→ **Written exercise**: Pictures should be excluded; otherwise, copy every entry exactly.

[Source data]
>> start

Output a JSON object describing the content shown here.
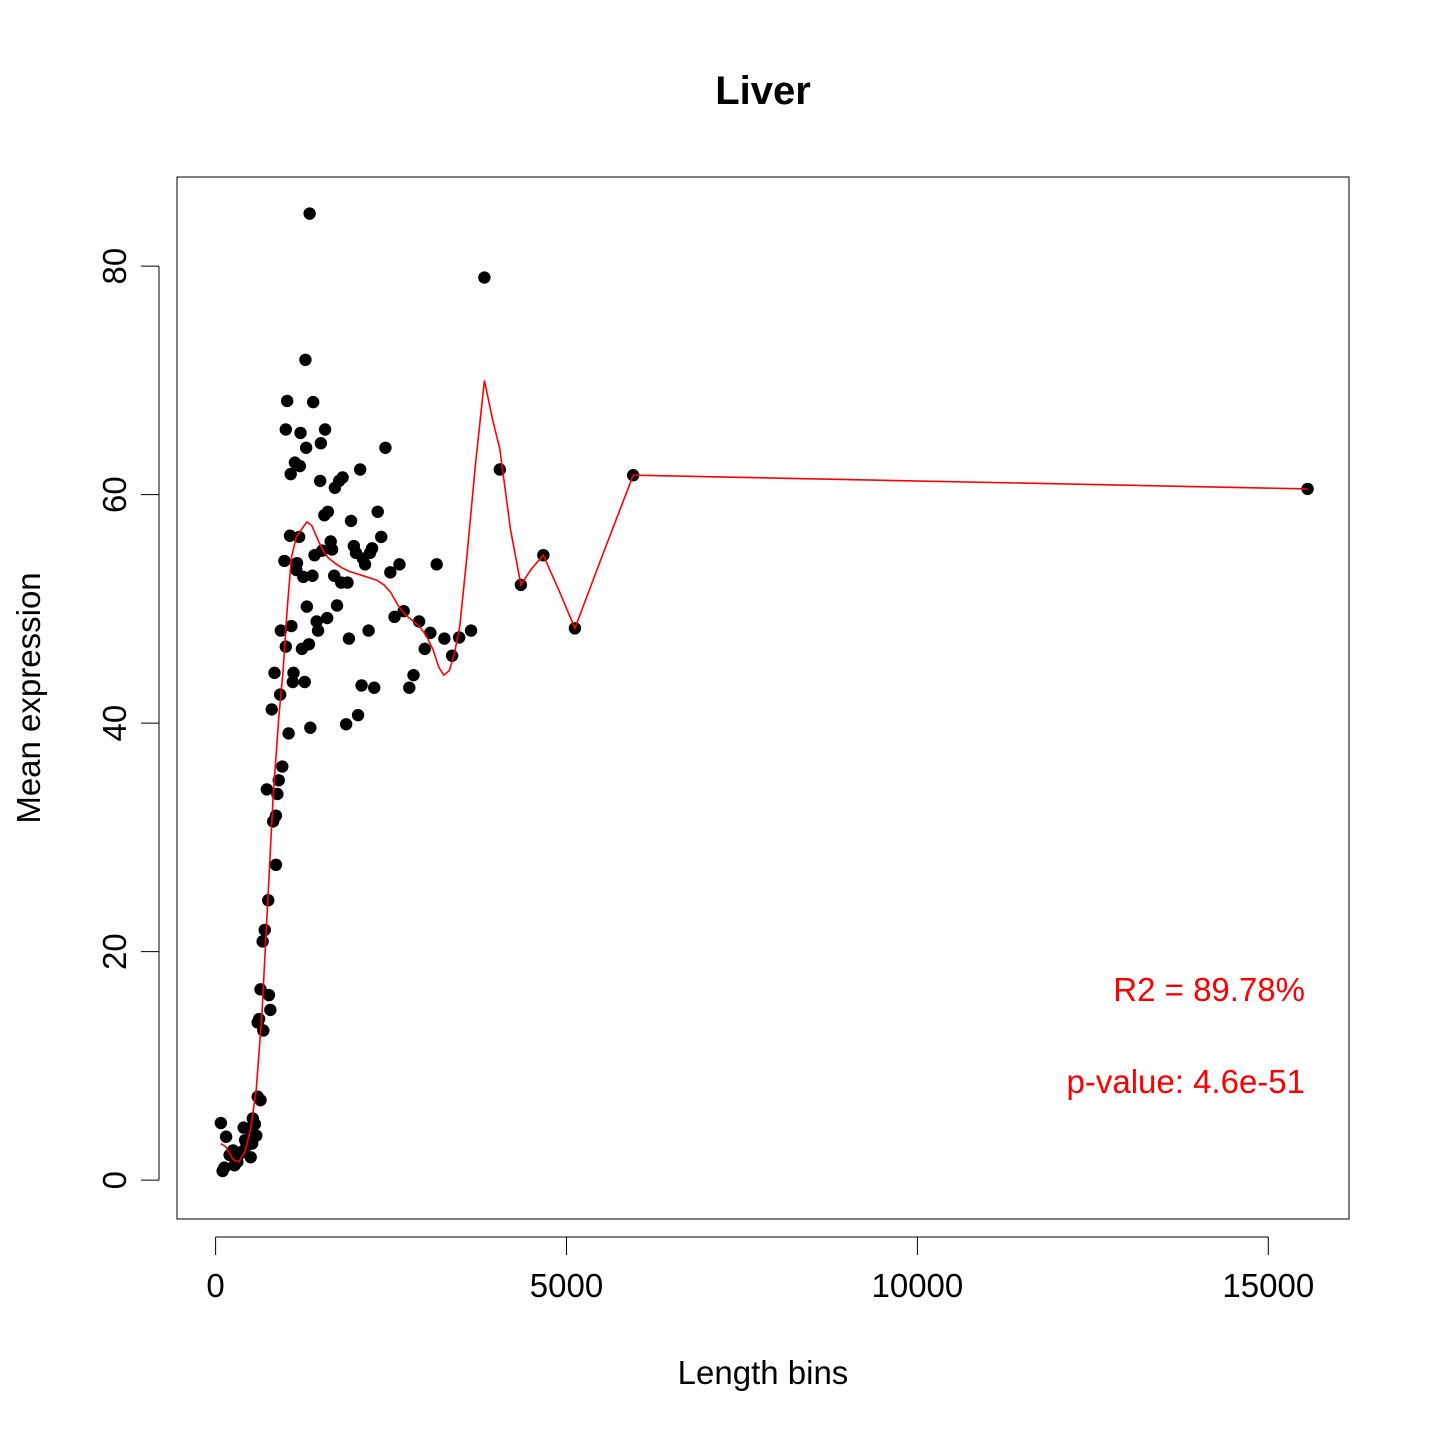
{
  "chart_data": {
    "type": "scatter",
    "title": "Liver",
    "xlabel": "Length bins",
    "ylabel": "Mean expression",
    "xlim": [
      -550,
      16150
    ],
    "ylim": [
      -3.4,
      87.8
    ],
    "x_ticks": [
      0,
      5000,
      10000,
      15000
    ],
    "x_tick_labels": [
      "0",
      "5000",
      "10000",
      "15000"
    ],
    "y_ticks": [
      0,
      20,
      40,
      60,
      80
    ],
    "y_tick_labels": [
      "0",
      "20",
      "40",
      "60",
      "80"
    ],
    "grid": false,
    "legend": "none",
    "colors": {
      "points": "#000000",
      "fit_line": "#ff0000",
      "annotations": "#ff0000",
      "frame": "#000000"
    },
    "annotations": {
      "r2": "R2 = 89.78%",
      "pvalue": "p-value: 4.6e-51"
    },
    "points": [
      [
        75,
        5.0
      ],
      [
        100,
        0.8
      ],
      [
        125,
        1.1
      ],
      [
        150,
        3.8
      ],
      [
        200,
        2.2
      ],
      [
        250,
        2.6
      ],
      [
        270,
        1.3
      ],
      [
        310,
        1.6
      ],
      [
        340,
        2.3
      ],
      [
        380,
        2.5
      ],
      [
        400,
        4.6
      ],
      [
        420,
        3.5
      ],
      [
        440,
        3.0
      ],
      [
        480,
        4.5
      ],
      [
        500,
        2.0
      ],
      [
        520,
        3.2
      ],
      [
        530,
        5.4
      ],
      [
        560,
        4.9
      ],
      [
        580,
        3.9
      ],
      [
        600,
        7.3
      ],
      [
        640,
        7.0
      ],
      [
        600,
        13.8
      ],
      [
        620,
        14.1
      ],
      [
        640,
        16.7
      ],
      [
        680,
        13.1
      ],
      [
        670,
        20.9
      ],
      [
        700,
        21.9
      ],
      [
        730,
        34.2
      ],
      [
        750,
        24.5
      ],
      [
        760,
        16.2
      ],
      [
        780,
        14.9
      ],
      [
        800,
        41.2
      ],
      [
        820,
        31.4
      ],
      [
        840,
        44.4
      ],
      [
        860,
        27.6
      ],
      [
        860,
        31.9
      ],
      [
        880,
        33.8
      ],
      [
        900,
        35.0
      ],
      [
        920,
        42.5
      ],
      [
        930,
        48.1
      ],
      [
        950,
        36.2
      ],
      [
        980,
        54.2
      ],
      [
        1000,
        46.7
      ],
      [
        1000,
        65.7
      ],
      [
        1020,
        68.2
      ],
      [
        1040,
        39.1
      ],
      [
        1060,
        56.4
      ],
      [
        1070,
        61.8
      ],
      [
        1080,
        48.5
      ],
      [
        1100,
        43.6
      ],
      [
        1110,
        44.4
      ],
      [
        1130,
        62.8
      ],
      [
        1150,
        53.4
      ],
      [
        1160,
        54.0
      ],
      [
        1190,
        56.3
      ],
      [
        1200,
        62.5
      ],
      [
        1210,
        65.4
      ],
      [
        1230,
        46.5
      ],
      [
        1250,
        52.8
      ],
      [
        1270,
        43.6
      ],
      [
        1280,
        71.8
      ],
      [
        1290,
        64.1
      ],
      [
        1300,
        50.2
      ],
      [
        1330,
        46.9
      ],
      [
        1350,
        39.6
      ],
      [
        1340,
        84.6
      ],
      [
        1380,
        52.9
      ],
      [
        1390,
        68.1
      ],
      [
        1410,
        54.7
      ],
      [
        1440,
        48.9
      ],
      [
        1460,
        48.1
      ],
      [
        1490,
        61.2
      ],
      [
        1500,
        64.5
      ],
      [
        1520,
        55.1
      ],
      [
        1550,
        58.2
      ],
      [
        1560,
        65.7
      ],
      [
        1590,
        49.2
      ],
      [
        1600,
        58.5
      ],
      [
        1640,
        55.9
      ],
      [
        1660,
        55.2
      ],
      [
        1690,
        52.9
      ],
      [
        1700,
        60.6
      ],
      [
        1730,
        50.3
      ],
      [
        1760,
        61.2
      ],
      [
        1790,
        52.3
      ],
      [
        1810,
        61.5
      ],
      [
        1860,
        39.9
      ],
      [
        1880,
        52.3
      ],
      [
        1900,
        47.4
      ],
      [
        1930,
        57.7
      ],
      [
        1970,
        55.5
      ],
      [
        2000,
        54.9
      ],
      [
        2030,
        40.7
      ],
      [
        2060,
        62.2
      ],
      [
        2080,
        43.3
      ],
      [
        2100,
        54.4
      ],
      [
        2130,
        53.9
      ],
      [
        2180,
        48.1
      ],
      [
        2200,
        54.9
      ],
      [
        2230,
        55.3
      ],
      [
        2260,
        43.1
      ],
      [
        2310,
        58.5
      ],
      [
        2360,
        56.3
      ],
      [
        2420,
        64.1
      ],
      [
        2490,
        53.2
      ],
      [
        2550,
        49.3
      ],
      [
        2620,
        53.9
      ],
      [
        2680,
        49.8
      ],
      [
        2760,
        43.1
      ],
      [
        2820,
        44.2
      ],
      [
        2900,
        48.9
      ],
      [
        2980,
        46.5
      ],
      [
        3060,
        47.9
      ],
      [
        3150,
        53.9
      ],
      [
        3260,
        47.4
      ],
      [
        3370,
        45.9
      ],
      [
        3470,
        47.5
      ],
      [
        3640,
        48.1
      ],
      [
        3830,
        79.0
      ],
      [
        4050,
        62.2
      ],
      [
        4350,
        52.1
      ],
      [
        4670,
        54.7
      ],
      [
        5120,
        48.3
      ],
      [
        5950,
        61.7
      ],
      [
        15560,
        60.5
      ]
    ],
    "fit_line": [
      [
        75,
        3.2
      ],
      [
        150,
        2.9
      ],
      [
        250,
        1.8
      ],
      [
        330,
        1.6
      ],
      [
        420,
        2.5
      ],
      [
        500,
        4.5
      ],
      [
        580,
        8.0
      ],
      [
        660,
        14.5
      ],
      [
        740,
        24.0
      ],
      [
        820,
        33.5
      ],
      [
        900,
        40.5
      ],
      [
        960,
        44.5
      ],
      [
        1020,
        50.0
      ],
      [
        1080,
        54.5
      ],
      [
        1150,
        56.3
      ],
      [
        1230,
        57.0
      ],
      [
        1300,
        57.6
      ],
      [
        1370,
        57.3
      ],
      [
        1440,
        56.3
      ],
      [
        1520,
        55.2
      ],
      [
        1600,
        54.5
      ],
      [
        1700,
        54.0
      ],
      [
        1800,
        53.6
      ],
      [
        1900,
        53.3
      ],
      [
        2000,
        53.1
      ],
      [
        2100,
        52.9
      ],
      [
        2200,
        52.7
      ],
      [
        2300,
        52.5
      ],
      [
        2400,
        52.1
      ],
      [
        2500,
        51.4
      ],
      [
        2600,
        50.3
      ],
      [
        2700,
        49.5
      ],
      [
        2800,
        49.0
      ],
      [
        2900,
        48.5
      ],
      [
        3000,
        47.7
      ],
      [
        3100,
        46.4
      ],
      [
        3180,
        44.9
      ],
      [
        3250,
        44.2
      ],
      [
        3330,
        44.6
      ],
      [
        3400,
        46.0
      ],
      [
        3480,
        48.5
      ],
      [
        3580,
        54.5
      ],
      [
        3700,
        62.5
      ],
      [
        3830,
        70.0
      ],
      [
        3950,
        66.5
      ],
      [
        4050,
        64.0
      ],
      [
        4200,
        57.0
      ],
      [
        4350,
        52.1
      ],
      [
        4500,
        53.5
      ],
      [
        4670,
        54.7
      ],
      [
        4900,
        51.5
      ],
      [
        5120,
        48.3
      ],
      [
        5500,
        54.5
      ],
      [
        5950,
        61.7
      ],
      [
        15560,
        60.5
      ]
    ]
  }
}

>> end

→ **Result of this task**:
Output a JSON object describing the content shown here.
{
  "chart_data": {
    "type": "scatter",
    "title": "Liver",
    "xlabel": "Length bins",
    "ylabel": "Mean expression",
    "xlim": [
      -550,
      16150
    ],
    "ylim": [
      -3.4,
      87.8
    ],
    "x_ticks": [
      0,
      5000,
      10000,
      15000
    ],
    "x_tick_labels": [
      "0",
      "5000",
      "10000",
      "15000"
    ],
    "y_ticks": [
      0,
      20,
      40,
      60,
      80
    ],
    "y_tick_labels": [
      "0",
      "20",
      "40",
      "60",
      "80"
    ],
    "grid": false,
    "legend": "none",
    "colors": {
      "points": "#000000",
      "fit_line": "#ff0000",
      "annotations": "#ff0000",
      "frame": "#000000"
    },
    "annotations": {
      "r2": "R2 = 89.78%",
      "pvalue": "p-value: 4.6e-51"
    },
    "points": [
      [
        75,
        5.0
      ],
      [
        100,
        0.8
      ],
      [
        125,
        1.1
      ],
      [
        150,
        3.8
      ],
      [
        200,
        2.2
      ],
      [
        250,
        2.6
      ],
      [
        270,
        1.3
      ],
      [
        310,
        1.6
      ],
      [
        340,
        2.3
      ],
      [
        380,
        2.5
      ],
      [
        400,
        4.6
      ],
      [
        420,
        3.5
      ],
      [
        440,
        3.0
      ],
      [
        480,
        4.5
      ],
      [
        500,
        2.0
      ],
      [
        520,
        3.2
      ],
      [
        530,
        5.4
      ],
      [
        560,
        4.9
      ],
      [
        580,
        3.9
      ],
      [
        600,
        7.3
      ],
      [
        640,
        7.0
      ],
      [
        600,
        13.8
      ],
      [
        620,
        14.1
      ],
      [
        640,
        16.7
      ],
      [
        680,
        13.1
      ],
      [
        670,
        20.9
      ],
      [
        700,
        21.9
      ],
      [
        730,
        34.2
      ],
      [
        750,
        24.5
      ],
      [
        760,
        16.2
      ],
      [
        780,
        14.9
      ],
      [
        800,
        41.2
      ],
      [
        820,
        31.4
      ],
      [
        840,
        44.4
      ],
      [
        860,
        27.6
      ],
      [
        860,
        31.9
      ],
      [
        880,
        33.8
      ],
      [
        900,
        35.0
      ],
      [
        920,
        42.5
      ],
      [
        930,
        48.1
      ],
      [
        950,
        36.2
      ],
      [
        980,
        54.2
      ],
      [
        1000,
        46.7
      ],
      [
        1000,
        65.7
      ],
      [
        1020,
        68.2
      ],
      [
        1040,
        39.1
      ],
      [
        1060,
        56.4
      ],
      [
        1070,
        61.8
      ],
      [
        1080,
        48.5
      ],
      [
        1100,
        43.6
      ],
      [
        1110,
        44.4
      ],
      [
        1130,
        62.8
      ],
      [
        1150,
        53.4
      ],
      [
        1160,
        54.0
      ],
      [
        1190,
        56.3
      ],
      [
        1200,
        62.5
      ],
      [
        1210,
        65.4
      ],
      [
        1230,
        46.5
      ],
      [
        1250,
        52.8
      ],
      [
        1270,
        43.6
      ],
      [
        1280,
        71.8
      ],
      [
        1290,
        64.1
      ],
      [
        1300,
        50.2
      ],
      [
        1330,
        46.9
      ],
      [
        1350,
        39.6
      ],
      [
        1340,
        84.6
      ],
      [
        1380,
        52.9
      ],
      [
        1390,
        68.1
      ],
      [
        1410,
        54.7
      ],
      [
        1440,
        48.9
      ],
      [
        1460,
        48.1
      ],
      [
        1490,
        61.2
      ],
      [
        1500,
        64.5
      ],
      [
        1520,
        55.1
      ],
      [
        1550,
        58.2
      ],
      [
        1560,
        65.7
      ],
      [
        1590,
        49.2
      ],
      [
        1600,
        58.5
      ],
      [
        1640,
        55.9
      ],
      [
        1660,
        55.2
      ],
      [
        1690,
        52.9
      ],
      [
        1700,
        60.6
      ],
      [
        1730,
        50.3
      ],
      [
        1760,
        61.2
      ],
      [
        1790,
        52.3
      ],
      [
        1810,
        61.5
      ],
      [
        1860,
        39.9
      ],
      [
        1880,
        52.3
      ],
      [
        1900,
        47.4
      ],
      [
        1930,
        57.7
      ],
      [
        1970,
        55.5
      ],
      [
        2000,
        54.9
      ],
      [
        2030,
        40.7
      ],
      [
        2060,
        62.2
      ],
      [
        2080,
        43.3
      ],
      [
        2100,
        54.4
      ],
      [
        2130,
        53.9
      ],
      [
        2180,
        48.1
      ],
      [
        2200,
        54.9
      ],
      [
        2230,
        55.3
      ],
      [
        2260,
        43.1
      ],
      [
        2310,
        58.5
      ],
      [
        2360,
        56.3
      ],
      [
        2420,
        64.1
      ],
      [
        2490,
        53.2
      ],
      [
        2550,
        49.3
      ],
      [
        2620,
        53.9
      ],
      [
        2680,
        49.8
      ],
      [
        2760,
        43.1
      ],
      [
        2820,
        44.2
      ],
      [
        2900,
        48.9
      ],
      [
        2980,
        46.5
      ],
      [
        3060,
        47.9
      ],
      [
        3150,
        53.9
      ],
      [
        3260,
        47.4
      ],
      [
        3370,
        45.9
      ],
      [
        3470,
        47.5
      ],
      [
        3640,
        48.1
      ],
      [
        3830,
        79.0
      ],
      [
        4050,
        62.2
      ],
      [
        4350,
        52.1
      ],
      [
        4670,
        54.7
      ],
      [
        5120,
        48.3
      ],
      [
        5950,
        61.7
      ],
      [
        15560,
        60.5
      ]
    ],
    "fit_line": [
      [
        75,
        3.2
      ],
      [
        150,
        2.9
      ],
      [
        250,
        1.8
      ],
      [
        330,
        1.6
      ],
      [
        420,
        2.5
      ],
      [
        500,
        4.5
      ],
      [
        580,
        8.0
      ],
      [
        660,
        14.5
      ],
      [
        740,
        24.0
      ],
      [
        820,
        33.5
      ],
      [
        900,
        40.5
      ],
      [
        960,
        44.5
      ],
      [
        1020,
        50.0
      ],
      [
        1080,
        54.5
      ],
      [
        1150,
        56.3
      ],
      [
        1230,
        57.0
      ],
      [
        1300,
        57.6
      ],
      [
        1370,
        57.3
      ],
      [
        1440,
        56.3
      ],
      [
        1520,
        55.2
      ],
      [
        1600,
        54.5
      ],
      [
        1700,
        54.0
      ],
      [
        1800,
        53.6
      ],
      [
        1900,
        53.3
      ],
      [
        2000,
        53.1
      ],
      [
        2100,
        52.9
      ],
      [
        2200,
        52.7
      ],
      [
        2300,
        52.5
      ],
      [
        2400,
        52.1
      ],
      [
        2500,
        51.4
      ],
      [
        2600,
        50.3
      ],
      [
        2700,
        49.5
      ],
      [
        2800,
        49.0
      ],
      [
        2900,
        48.5
      ],
      [
        3000,
        47.7
      ],
      [
        3100,
        46.4
      ],
      [
        3180,
        44.9
      ],
      [
        3250,
        44.2
      ],
      [
        3330,
        44.6
      ],
      [
        3400,
        46.0
      ],
      [
        3480,
        48.5
      ],
      [
        3580,
        54.5
      ],
      [
        3700,
        62.5
      ],
      [
        3830,
        70.0
      ],
      [
        3950,
        66.5
      ],
      [
        4050,
        64.0
      ],
      [
        4200,
        57.0
      ],
      [
        4350,
        52.1
      ],
      [
        4500,
        53.5
      ],
      [
        4670,
        54.7
      ],
      [
        4900,
        51.5
      ],
      [
        5120,
        48.3
      ],
      [
        5500,
        54.5
      ],
      [
        5950,
        61.7
      ],
      [
        15560,
        60.5
      ]
    ]
  }
}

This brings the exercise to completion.